**PROVIDED TEXT:**
^^^^
I can go two ways… I’m either all in or all out. I never seem to be able to find the middle ground on anything. You know… balanced. The thing I am not, although I would like to find it!
I flipped the calendar over and lo and behold we are already into May. My days run together right now since I have nowhere to go and no one to see. What better time to start practicing some new tools.
Here’s a little self-disclosure… I have fallen into a bit of a funk lately. I was recently laid off due to the pandemic so I have found myself with a lot of time to be in my head. If you know me, you realize that’s not always the safest neighborhood to be in! To top it off, I decided to isolate in my dark room and do an indefinite Netflix marathon. I would come out long enough for the occasional Starbucks or Wal Mart run. Depression set in.
Here we are… time for a change, but with a twist! And what better time than right around Cinco de Mayo. So I set daily goals. I started out with things like drinking at least 80 oz of water per day, then added daily walks, then added my nightly check in, and today I made a to-do list….
You may be wondering where the Cinco de Try-O comes in… well, being the OCD person that I am, I have a tendency to set myself up for failure. I will set high goals and if I don’t succeed then I quit because I hate to lose. (Silly logic, but quitting isn’t losing, it’s just quitting!)
^^^^
**TASKS TO COMPLETE:**
1: In the blog post about setting daily goals, how much water does the writer aim to drink each day?
2: Extend the blog post about setting daily goals, picking up right after its final sentence.
The lines after this point are separate material with no connection to the blog post.

Stored data entries
^^^^
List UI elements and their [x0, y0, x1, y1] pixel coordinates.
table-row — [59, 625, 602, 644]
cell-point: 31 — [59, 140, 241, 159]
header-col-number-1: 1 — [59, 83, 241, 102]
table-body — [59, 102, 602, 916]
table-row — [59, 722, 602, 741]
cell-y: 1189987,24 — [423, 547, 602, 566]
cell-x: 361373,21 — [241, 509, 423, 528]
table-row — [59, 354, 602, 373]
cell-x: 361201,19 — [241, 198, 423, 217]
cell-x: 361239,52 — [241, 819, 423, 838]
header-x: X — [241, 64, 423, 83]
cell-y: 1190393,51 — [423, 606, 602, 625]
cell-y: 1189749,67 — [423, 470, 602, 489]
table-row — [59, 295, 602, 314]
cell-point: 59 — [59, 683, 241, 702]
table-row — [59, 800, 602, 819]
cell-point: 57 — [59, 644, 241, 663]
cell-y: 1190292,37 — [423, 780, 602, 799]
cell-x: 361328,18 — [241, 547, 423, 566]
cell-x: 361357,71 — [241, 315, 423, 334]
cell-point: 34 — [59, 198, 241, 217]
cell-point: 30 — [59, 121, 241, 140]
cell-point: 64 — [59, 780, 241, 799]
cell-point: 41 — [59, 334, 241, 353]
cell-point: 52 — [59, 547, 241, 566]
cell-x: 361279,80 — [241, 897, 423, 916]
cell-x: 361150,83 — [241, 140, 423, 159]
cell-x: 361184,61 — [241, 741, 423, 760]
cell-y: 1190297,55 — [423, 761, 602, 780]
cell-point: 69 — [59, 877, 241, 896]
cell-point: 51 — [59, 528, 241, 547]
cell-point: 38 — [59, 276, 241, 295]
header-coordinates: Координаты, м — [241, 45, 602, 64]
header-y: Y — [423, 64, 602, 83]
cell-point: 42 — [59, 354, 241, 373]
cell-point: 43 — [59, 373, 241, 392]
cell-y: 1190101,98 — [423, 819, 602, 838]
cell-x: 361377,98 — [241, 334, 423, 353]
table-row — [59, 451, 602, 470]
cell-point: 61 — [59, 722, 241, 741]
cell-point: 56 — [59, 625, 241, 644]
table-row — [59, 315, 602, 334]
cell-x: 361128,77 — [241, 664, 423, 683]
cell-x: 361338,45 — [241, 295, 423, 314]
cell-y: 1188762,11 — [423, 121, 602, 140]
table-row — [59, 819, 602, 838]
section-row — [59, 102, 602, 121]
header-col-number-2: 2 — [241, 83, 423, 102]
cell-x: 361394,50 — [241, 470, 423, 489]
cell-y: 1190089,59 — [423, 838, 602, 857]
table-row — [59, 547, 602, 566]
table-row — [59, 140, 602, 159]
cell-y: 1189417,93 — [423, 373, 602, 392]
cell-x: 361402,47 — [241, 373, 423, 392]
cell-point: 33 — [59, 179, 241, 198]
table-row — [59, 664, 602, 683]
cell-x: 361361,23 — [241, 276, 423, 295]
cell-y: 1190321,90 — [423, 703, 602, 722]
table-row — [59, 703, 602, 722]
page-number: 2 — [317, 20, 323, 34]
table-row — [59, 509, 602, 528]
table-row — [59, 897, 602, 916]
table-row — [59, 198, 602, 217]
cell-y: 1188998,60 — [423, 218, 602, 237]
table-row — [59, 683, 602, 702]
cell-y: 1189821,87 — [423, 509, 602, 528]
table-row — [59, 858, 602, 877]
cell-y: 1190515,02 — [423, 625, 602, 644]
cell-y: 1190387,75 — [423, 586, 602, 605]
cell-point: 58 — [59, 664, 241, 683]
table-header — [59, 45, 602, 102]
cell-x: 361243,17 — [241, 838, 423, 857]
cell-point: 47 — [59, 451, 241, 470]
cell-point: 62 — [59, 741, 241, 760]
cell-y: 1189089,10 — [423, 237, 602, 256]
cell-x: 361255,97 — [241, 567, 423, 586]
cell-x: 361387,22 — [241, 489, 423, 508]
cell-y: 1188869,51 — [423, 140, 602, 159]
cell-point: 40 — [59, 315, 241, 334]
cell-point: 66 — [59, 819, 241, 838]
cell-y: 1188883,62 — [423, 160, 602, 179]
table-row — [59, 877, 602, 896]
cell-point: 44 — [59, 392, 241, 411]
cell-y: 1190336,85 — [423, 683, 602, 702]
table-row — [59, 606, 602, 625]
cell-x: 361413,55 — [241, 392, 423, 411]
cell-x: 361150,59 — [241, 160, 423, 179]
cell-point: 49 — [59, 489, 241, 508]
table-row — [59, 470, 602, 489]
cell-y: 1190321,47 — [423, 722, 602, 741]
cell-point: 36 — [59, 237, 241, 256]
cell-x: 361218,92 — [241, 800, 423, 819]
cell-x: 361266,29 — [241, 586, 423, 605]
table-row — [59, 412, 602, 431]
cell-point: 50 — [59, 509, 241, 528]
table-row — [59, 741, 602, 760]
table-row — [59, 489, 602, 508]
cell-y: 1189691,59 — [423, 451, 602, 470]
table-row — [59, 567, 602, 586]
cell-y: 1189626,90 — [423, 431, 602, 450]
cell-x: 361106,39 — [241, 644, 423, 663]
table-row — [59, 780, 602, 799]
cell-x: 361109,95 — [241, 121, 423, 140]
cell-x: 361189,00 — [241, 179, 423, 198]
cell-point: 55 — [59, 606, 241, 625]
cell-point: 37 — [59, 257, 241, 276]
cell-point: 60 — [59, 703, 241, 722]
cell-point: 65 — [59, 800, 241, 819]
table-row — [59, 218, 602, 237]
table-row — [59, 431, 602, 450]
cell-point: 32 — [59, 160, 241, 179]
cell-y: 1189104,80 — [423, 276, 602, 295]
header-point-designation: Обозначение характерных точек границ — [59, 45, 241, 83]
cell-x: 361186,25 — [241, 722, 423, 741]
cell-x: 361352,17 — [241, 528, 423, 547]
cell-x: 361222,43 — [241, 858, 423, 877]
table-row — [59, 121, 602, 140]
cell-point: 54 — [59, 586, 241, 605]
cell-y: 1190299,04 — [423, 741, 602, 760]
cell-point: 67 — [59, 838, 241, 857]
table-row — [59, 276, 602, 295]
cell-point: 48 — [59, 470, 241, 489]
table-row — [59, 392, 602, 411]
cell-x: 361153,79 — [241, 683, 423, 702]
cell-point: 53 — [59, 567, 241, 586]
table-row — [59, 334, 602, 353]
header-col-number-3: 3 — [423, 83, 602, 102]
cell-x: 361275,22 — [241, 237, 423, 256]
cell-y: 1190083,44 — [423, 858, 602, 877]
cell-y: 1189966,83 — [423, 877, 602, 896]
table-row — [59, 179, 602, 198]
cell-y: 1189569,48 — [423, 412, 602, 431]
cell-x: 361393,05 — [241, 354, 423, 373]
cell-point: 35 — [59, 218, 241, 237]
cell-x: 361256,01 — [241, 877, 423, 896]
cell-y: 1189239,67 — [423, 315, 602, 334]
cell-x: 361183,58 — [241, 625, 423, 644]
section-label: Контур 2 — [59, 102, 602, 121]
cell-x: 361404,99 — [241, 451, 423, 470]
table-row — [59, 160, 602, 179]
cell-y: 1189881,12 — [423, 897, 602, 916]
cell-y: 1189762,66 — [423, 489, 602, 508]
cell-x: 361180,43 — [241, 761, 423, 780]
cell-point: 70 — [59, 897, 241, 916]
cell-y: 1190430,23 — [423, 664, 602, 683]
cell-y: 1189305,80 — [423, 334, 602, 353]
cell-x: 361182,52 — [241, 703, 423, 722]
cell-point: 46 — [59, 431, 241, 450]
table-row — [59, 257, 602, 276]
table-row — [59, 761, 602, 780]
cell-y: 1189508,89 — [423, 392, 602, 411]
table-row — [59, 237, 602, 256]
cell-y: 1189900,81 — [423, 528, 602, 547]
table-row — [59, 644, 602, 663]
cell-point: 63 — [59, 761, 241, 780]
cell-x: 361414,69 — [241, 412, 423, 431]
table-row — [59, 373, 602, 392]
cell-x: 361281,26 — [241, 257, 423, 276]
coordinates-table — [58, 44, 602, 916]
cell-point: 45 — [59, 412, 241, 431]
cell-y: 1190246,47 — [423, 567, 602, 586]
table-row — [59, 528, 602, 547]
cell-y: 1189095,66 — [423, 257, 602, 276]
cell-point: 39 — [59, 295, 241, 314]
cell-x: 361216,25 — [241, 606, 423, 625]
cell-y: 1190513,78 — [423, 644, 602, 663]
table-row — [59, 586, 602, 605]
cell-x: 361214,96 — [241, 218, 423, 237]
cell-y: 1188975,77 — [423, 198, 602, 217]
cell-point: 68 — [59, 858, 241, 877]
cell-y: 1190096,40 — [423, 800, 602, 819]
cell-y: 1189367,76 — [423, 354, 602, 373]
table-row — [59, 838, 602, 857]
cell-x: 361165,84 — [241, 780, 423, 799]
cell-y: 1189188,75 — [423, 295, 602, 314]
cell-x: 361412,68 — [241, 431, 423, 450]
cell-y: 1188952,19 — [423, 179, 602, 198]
^^^^
**ANSWERS BY ITEM NUMBER:**
1: At least 80 oz of water per day.

2:
Today as I was out for my walk I realized that I am going to TRY my best… I had 13 items on my “to do” list just for today (and this was not one of them). Some of them were quite simple, like “tacos for dinner” and “drink 5 bottles of water”. What I realized is that I don’t have to kill myself to get them all done. I can go to bed with the one item not completed, and put it on tomorrow’s list… and I didn’t fail.
To some that be a no brainer, but to me that’s a big step forward. Instead of moving it to tomorrow’s list I would typically throw the list away and never complete my goals. I am learning grace and acceptance and allowing myself to be human. Balance.
P.S. the other hidden gem (although I really hate to admit this) is that since I have been walking my depression has been lifting. It’s that dirty little secret that you have to listen really close for. Even my dog is happier.
So if you want to uncover some joy go out and get some fresh air. Write a to do list and give yourself some grace when you leave things undone. Tomorrow is another day!